— start of Information given —

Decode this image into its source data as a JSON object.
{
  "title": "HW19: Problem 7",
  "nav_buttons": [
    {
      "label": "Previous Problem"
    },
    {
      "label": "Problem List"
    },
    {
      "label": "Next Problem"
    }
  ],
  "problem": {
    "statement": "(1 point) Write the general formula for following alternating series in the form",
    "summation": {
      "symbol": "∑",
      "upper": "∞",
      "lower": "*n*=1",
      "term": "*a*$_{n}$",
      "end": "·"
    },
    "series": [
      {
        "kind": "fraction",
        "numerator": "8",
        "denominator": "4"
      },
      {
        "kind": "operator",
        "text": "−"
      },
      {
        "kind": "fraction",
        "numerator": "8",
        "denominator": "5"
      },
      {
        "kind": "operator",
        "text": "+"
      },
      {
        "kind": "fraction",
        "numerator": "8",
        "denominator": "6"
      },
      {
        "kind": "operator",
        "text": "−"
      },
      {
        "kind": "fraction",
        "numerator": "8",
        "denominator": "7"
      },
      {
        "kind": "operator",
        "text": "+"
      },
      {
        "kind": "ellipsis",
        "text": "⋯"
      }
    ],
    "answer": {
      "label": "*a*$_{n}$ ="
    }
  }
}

— end of Information given —

Requirement: All of the entries above should be written out again exactly.

Answer in full:
Decode this image into its source data as a JSON object.
{
  "title": "HW19: Problem 7",
  "nav_buttons": [
    {
      "label": "Previous Problem"
    },
    {
      "label": "Problem List"
    },
    {
      "label": "Next Problem"
    }
  ],
  "problem": {
    "statement": "(1 point) Write the general formula for following alternating series in the form",
    "summation": {
      "symbol": "∑",
      "upper": "∞",
      "lower": "*n*=1",
      "term": "*a*$_{n}$",
      "end": "·"
    },
    "series": [
      {
        "kind": "fraction",
        "numerator": "8",
        "denominator": "4"
      },
      {
        "kind": "operator",
        "text": "−"
      },
      {
        "kind": "fraction",
        "numerator": "8",
        "denominator": "5"
      },
      {
        "kind": "operator",
        "text": "+"
      },
      {
        "kind": "fraction",
        "numerator": "8",
        "denominator": "6"
      },
      {
        "kind": "operator",
        "text": "−"
      },
      {
        "kind": "fraction",
        "numerator": "8",
        "denominator": "7"
      },
      {
        "kind": "operator",
        "text": "+"
      },
      {
        "kind": "ellipsis",
        "text": "⋯"
      }
    ],
    "answer": {
      "label": "*a*$_{n}$ ="
    }
  }
}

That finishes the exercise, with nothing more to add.